• _INSTRUCTIONS FOR THE TASK_
Pictures do not belong in the copy. Return all of the entries exactly.

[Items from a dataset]
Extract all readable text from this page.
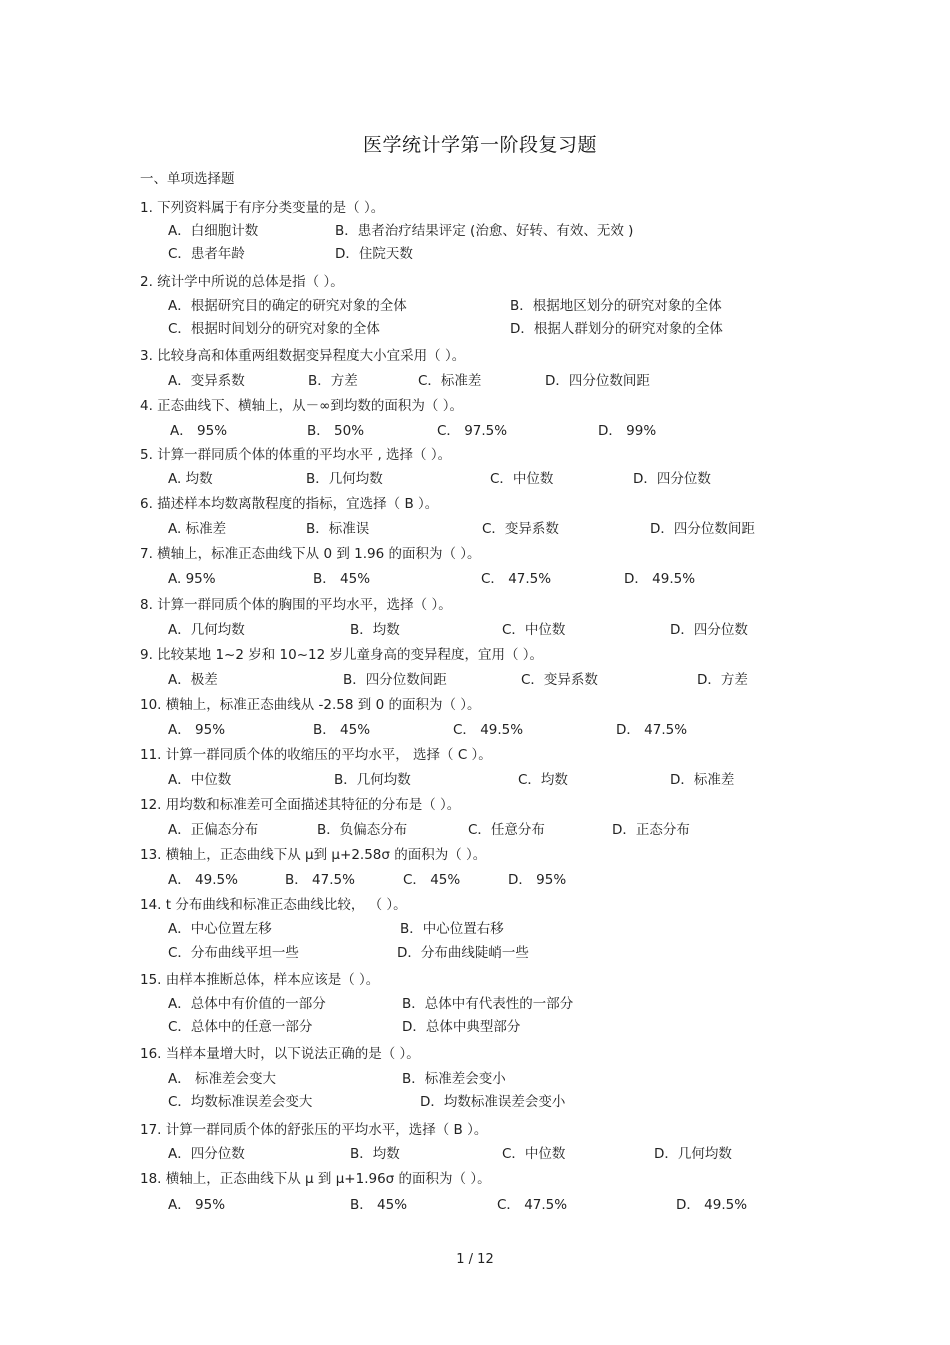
医学统计学第一阶段复习题
一、单项选择题
1. 下列资料属于有序分类变量的是（ ）。
A．白细胞计数	B．患者治疗结果评定 (治愈、好转、有效、无效 )
C．患者年龄	D．住院天数
2. 统计学中所说的总体是指（ ）。
A．根据研究目的确定的研究对象的全体	B．根据地区划分的研究对象的全体
C．根据时间划分的研究对象的全体	D．根据人群划分的研究对象的全体
3. 比较身高和体重两组数据变异程度大小宜采用（ ）。
A．变异系数	B．方差	C．标准差	D．四分位数间距
4. 正态曲线下、横轴上，从－∞到均数的面积为（ ）。
A． 95%	B． 50%	C． 97.5%	D． 99%
5. 计算一群同质个体的体重的平均水平 , 选择（ ）。
A. 均数	B．几何均数	C．中位数	D．四分位数
6. 描述样本均数离散程度的指标，宜选择（ B ）。
A. 标准差	B．标准误	C．变异系数	D．四分位数间距
7. 横轴上，标准正态曲线下从 0 到 1.96 的面积为（ ）。
A. 95%	B． 45%	C． 47.5%	D． 49.5%
8. 计算一群同质个体的胸围的平均水平，选择（ ）。
A．几何均数	B．均数	C．中位数	D．四分位数
9. 比较某地 1~2 岁和 10~12 岁儿童身高的变异程度，宜用（ ）。
A．极差	B．四分位数间距	C．变异系数	D．方差
10. 横轴上，标准正态曲线从 -2.58 到 0 的面积为（ ）。
A． 95%	B． 45%	C． 49.5%	D． 47.5%
11. 计算一群同质个体的收缩压的平均水平， 选择（ C ）。
A．中位数	B．几何均数	C．均数	D．标准差
12. 用均数和标准差可全面描述其特征的分布是（ ）。
A．正偏态分布	B．负偏态分布	C．任意分布	D．正态分布
13. 横轴上，正态曲线下从 μ到 μ+2.58σ 的面积为（ ）。
A． 49.5%	B． 47.5%	C． 45%	D． 95%
14. t 分布曲线和标准正态曲线比较， （ ）。
A．中心位置左移	B．中心位置右移
C．分布曲线平坦一些	D．分布曲线陡峭一些
15. 由样本推断总体，样本应该是（ ）。
A．总体中有价值的一部分	B．总体中有代表性的一部分
C．总体中的任意一部分	D．总体中典型部分
16. 当样本量增大时，以下说法正确的是（ ）。
A． 标准差会变大	B．标准差会变小
C．均数标准误差会变大	D．均数标准误差会变小
17. 计算一群同质个体的舒张压的平均水平，选择（ B ）。
A．四分位数	B．均数	C．中位数	D．几何均数
18. 横轴上，正态曲线下从 μ 到 μ+1.96σ 的面积为（ ）。
A． 95%	B． 45%	C． 47.5%	D． 49.5%
1 / 12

• _TASK SOLUTION_
Extract all readable text from this page.
医学统计学第一阶段复习题
一、单项选择题
1. 下列资料属于有序分类变量的是（ ）。
A．白细胞计数	B．患者治疗结果评定 (治愈、好转、有效、无效 )
C．患者年龄	D．住院天数
2. 统计学中所说的总体是指（ ）。
A．根据研究目的确定的研究对象的全体	B．根据地区划分的研究对象的全体
C．根据时间划分的研究对象的全体	D．根据人群划分的研究对象的全体
3. 比较身高和体重两组数据变异程度大小宜采用（ ）。
A．变异系数	B．方差	C．标准差	D．四分位数间距
4. 正态曲线下、横轴上，从－∞到均数的面积为（ ）。
A． 95%	B． 50%	C． 97.5%	D． 99%
5. 计算一群同质个体的体重的平均水平 , 选择（ ）。
A. 均数	B．几何均数	C．中位数	D．四分位数
6. 描述样本均数离散程度的指标，宜选择（ B ）。
A. 标准差	B．标准误	C．变异系数	D．四分位数间距
7. 横轴上，标准正态曲线下从 0 到 1.96 的面积为（ ）。
A. 95%	B． 45%	C． 47.5%	D． 49.5%
8. 计算一群同质个体的胸围的平均水平，选择（ ）。
A．几何均数	B．均数	C．中位数	D．四分位数
9. 比较某地 1~2 岁和 10~12 岁儿童身高的变异程度，宜用（ ）。
A．极差	B．四分位数间距	C．变异系数	D．方差
10. 横轴上，标准正态曲线从 -2.58 到 0 的面积为（ ）。
A． 95%	B． 45%	C． 49.5%	D． 47.5%
11. 计算一群同质个体的收缩压的平均水平， 选择（ C ）。
A．中位数	B．几何均数	C．均数	D．标准差
12. 用均数和标准差可全面描述其特征的分布是（ ）。
A．正偏态分布	B．负偏态分布	C．任意分布	D．正态分布
13. 横轴上，正态曲线下从 μ到 μ+2.58σ 的面积为（ ）。
A． 49.5%	B． 47.5%	C． 45%	D． 95%
14. t 分布曲线和标准正态曲线比较， （ ）。
A．中心位置左移	B．中心位置右移
C．分布曲线平坦一些	D．分布曲线陡峭一些
15. 由样本推断总体，样本应该是（ ）。
A．总体中有价值的一部分	B．总体中有代表性的一部分
C．总体中的任意一部分	D．总体中典型部分
16. 当样本量增大时，以下说法正确的是（ ）。
A． 标准差会变大	B．标准差会变小
C．均数标准误差会变大	D．均数标准误差会变小
17. 计算一群同质个体的舒张压的平均水平，选择（ B ）。
A．四分位数	B．均数	C．中位数	D．几何均数
18. 横轴上，正态曲线下从 μ 到 μ+1.96σ 的面积为（ ）。
A． 95%	B． 45%	C． 47.5%	D． 49.5%
1 / 12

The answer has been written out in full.